DATA ENTRIES:

◆ ◆ ◆

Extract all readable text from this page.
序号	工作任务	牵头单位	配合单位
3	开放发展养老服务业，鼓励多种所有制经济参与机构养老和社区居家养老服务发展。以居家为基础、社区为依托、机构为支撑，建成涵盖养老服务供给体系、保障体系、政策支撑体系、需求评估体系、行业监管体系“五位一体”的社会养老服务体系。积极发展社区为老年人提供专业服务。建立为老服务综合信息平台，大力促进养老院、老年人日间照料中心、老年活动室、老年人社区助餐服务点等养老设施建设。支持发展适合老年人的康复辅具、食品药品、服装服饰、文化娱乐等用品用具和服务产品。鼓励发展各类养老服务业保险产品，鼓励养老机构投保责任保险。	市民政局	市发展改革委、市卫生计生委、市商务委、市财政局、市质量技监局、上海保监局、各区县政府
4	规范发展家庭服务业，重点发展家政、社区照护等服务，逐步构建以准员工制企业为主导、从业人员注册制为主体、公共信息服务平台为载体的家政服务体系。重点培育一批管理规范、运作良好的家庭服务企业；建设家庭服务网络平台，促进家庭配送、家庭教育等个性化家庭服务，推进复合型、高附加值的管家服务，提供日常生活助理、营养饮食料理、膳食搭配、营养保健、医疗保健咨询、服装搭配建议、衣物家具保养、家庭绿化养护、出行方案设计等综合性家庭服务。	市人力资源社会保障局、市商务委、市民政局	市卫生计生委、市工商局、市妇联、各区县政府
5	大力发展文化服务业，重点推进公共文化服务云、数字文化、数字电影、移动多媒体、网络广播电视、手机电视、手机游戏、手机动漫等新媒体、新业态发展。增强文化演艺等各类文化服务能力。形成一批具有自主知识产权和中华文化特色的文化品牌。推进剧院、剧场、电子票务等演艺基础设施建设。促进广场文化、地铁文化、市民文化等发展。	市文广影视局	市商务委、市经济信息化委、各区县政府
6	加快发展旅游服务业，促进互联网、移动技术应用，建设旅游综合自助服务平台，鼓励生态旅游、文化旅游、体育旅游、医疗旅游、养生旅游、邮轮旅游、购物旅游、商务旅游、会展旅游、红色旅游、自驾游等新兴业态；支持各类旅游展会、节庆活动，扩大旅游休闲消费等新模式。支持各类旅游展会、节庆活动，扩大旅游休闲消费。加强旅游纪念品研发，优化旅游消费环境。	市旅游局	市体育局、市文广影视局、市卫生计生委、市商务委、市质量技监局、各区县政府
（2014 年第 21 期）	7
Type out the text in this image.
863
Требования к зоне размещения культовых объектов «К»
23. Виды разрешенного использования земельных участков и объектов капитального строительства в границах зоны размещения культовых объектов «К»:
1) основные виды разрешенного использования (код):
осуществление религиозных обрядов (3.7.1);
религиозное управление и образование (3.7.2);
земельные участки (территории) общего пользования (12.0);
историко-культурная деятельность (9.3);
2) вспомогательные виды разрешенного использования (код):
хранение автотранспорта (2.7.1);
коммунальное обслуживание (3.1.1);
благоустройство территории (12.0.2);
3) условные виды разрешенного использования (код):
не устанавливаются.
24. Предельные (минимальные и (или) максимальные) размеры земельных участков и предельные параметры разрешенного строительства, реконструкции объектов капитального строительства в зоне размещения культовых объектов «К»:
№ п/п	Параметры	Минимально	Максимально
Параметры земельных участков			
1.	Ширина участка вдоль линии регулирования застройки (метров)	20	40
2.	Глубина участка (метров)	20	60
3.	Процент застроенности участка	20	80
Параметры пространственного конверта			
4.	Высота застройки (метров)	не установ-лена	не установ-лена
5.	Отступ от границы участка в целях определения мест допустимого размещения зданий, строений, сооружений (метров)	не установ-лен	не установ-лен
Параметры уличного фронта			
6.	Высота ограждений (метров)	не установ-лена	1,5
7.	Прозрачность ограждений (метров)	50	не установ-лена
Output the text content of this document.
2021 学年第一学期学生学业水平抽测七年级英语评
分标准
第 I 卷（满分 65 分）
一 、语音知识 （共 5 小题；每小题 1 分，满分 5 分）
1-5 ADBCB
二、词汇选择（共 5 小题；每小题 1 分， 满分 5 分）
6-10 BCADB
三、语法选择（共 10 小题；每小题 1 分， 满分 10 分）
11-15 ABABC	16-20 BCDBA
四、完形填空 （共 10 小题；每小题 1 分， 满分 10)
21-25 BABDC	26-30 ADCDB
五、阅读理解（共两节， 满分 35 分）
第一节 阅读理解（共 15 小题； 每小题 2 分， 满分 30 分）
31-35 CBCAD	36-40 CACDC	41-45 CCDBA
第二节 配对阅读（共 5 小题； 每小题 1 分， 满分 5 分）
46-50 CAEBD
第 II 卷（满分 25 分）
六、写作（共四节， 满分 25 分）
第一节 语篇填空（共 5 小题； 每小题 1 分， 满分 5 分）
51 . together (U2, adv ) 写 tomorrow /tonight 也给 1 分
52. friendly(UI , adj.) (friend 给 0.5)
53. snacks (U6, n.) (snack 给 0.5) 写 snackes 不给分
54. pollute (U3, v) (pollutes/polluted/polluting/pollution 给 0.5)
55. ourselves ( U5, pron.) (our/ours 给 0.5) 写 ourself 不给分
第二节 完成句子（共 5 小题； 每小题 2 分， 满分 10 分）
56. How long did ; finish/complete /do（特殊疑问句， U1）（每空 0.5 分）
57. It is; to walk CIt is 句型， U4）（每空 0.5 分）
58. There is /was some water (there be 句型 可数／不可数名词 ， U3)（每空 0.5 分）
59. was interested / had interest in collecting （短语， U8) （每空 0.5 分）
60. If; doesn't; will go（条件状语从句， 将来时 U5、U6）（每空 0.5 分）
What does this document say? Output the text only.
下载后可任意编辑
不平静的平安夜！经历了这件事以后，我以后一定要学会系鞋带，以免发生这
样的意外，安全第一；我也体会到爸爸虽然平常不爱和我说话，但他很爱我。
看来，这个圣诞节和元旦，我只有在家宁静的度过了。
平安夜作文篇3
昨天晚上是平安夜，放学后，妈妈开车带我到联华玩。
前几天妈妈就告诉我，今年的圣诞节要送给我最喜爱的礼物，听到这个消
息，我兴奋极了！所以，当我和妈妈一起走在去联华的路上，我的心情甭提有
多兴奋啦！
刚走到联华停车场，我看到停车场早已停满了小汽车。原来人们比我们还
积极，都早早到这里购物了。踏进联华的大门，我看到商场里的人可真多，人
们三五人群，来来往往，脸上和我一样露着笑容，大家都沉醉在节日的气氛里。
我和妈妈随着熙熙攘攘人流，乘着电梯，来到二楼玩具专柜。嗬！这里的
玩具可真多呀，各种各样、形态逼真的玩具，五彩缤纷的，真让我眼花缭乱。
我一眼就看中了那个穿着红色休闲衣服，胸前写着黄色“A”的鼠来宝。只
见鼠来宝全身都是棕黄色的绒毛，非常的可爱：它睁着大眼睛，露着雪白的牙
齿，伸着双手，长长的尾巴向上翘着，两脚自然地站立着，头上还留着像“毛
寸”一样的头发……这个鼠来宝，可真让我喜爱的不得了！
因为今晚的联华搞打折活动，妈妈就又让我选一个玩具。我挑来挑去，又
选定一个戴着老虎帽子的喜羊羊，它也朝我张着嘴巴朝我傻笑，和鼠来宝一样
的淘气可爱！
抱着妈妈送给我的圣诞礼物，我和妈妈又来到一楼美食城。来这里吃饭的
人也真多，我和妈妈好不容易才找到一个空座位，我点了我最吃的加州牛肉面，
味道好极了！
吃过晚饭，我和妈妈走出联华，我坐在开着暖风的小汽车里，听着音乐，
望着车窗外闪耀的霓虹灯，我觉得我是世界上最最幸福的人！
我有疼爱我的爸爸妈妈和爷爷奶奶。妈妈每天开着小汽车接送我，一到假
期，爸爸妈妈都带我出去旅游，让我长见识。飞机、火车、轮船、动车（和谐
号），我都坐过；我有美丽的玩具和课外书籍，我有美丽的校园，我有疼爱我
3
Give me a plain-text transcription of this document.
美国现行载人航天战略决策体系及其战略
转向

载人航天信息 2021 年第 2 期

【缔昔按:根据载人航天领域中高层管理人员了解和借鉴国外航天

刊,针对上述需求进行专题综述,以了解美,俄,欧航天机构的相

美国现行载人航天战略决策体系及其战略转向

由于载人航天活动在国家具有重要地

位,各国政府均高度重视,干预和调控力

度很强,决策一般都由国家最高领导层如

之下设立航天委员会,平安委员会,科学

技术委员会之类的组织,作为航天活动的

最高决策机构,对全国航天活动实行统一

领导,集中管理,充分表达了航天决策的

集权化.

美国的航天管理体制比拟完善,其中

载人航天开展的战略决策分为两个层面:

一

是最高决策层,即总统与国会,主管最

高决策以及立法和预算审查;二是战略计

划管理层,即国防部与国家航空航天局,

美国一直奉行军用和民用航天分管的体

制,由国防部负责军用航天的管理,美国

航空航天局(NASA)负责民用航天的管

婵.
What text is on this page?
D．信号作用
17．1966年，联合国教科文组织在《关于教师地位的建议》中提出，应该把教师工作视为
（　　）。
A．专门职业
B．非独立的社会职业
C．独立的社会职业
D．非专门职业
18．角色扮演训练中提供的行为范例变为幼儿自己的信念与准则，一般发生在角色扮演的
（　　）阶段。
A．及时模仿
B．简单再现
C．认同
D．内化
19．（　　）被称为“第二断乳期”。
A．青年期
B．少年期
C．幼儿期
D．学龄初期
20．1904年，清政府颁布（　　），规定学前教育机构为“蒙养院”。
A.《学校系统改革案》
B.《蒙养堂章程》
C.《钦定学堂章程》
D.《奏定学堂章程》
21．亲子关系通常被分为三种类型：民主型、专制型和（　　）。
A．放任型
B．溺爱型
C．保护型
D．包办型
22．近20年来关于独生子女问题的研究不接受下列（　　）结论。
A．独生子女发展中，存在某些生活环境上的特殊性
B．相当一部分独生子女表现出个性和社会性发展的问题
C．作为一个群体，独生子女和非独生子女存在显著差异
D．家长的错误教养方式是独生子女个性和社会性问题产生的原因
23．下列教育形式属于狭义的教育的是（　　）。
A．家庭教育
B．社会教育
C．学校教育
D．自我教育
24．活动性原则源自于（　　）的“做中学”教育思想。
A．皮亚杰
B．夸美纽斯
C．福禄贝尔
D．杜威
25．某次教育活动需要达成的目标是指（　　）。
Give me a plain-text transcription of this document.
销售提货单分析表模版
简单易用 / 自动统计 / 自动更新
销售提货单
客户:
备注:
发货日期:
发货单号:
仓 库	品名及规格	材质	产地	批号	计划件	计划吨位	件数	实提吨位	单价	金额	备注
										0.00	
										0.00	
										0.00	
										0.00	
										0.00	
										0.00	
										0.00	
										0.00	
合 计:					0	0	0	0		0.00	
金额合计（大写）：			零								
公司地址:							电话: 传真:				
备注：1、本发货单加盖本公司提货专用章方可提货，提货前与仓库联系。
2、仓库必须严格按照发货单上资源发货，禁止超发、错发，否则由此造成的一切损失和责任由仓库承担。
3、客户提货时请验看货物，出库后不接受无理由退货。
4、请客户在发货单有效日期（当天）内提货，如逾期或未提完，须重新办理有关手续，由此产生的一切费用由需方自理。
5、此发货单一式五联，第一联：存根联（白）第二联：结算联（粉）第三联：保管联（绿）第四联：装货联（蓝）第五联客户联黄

◆ ◆ ◆

WHAT YOU HAVE TO DO:
Tally every line of the listing that holds the string "Output", then give the number by itself.

ANSWER IN FULL:
2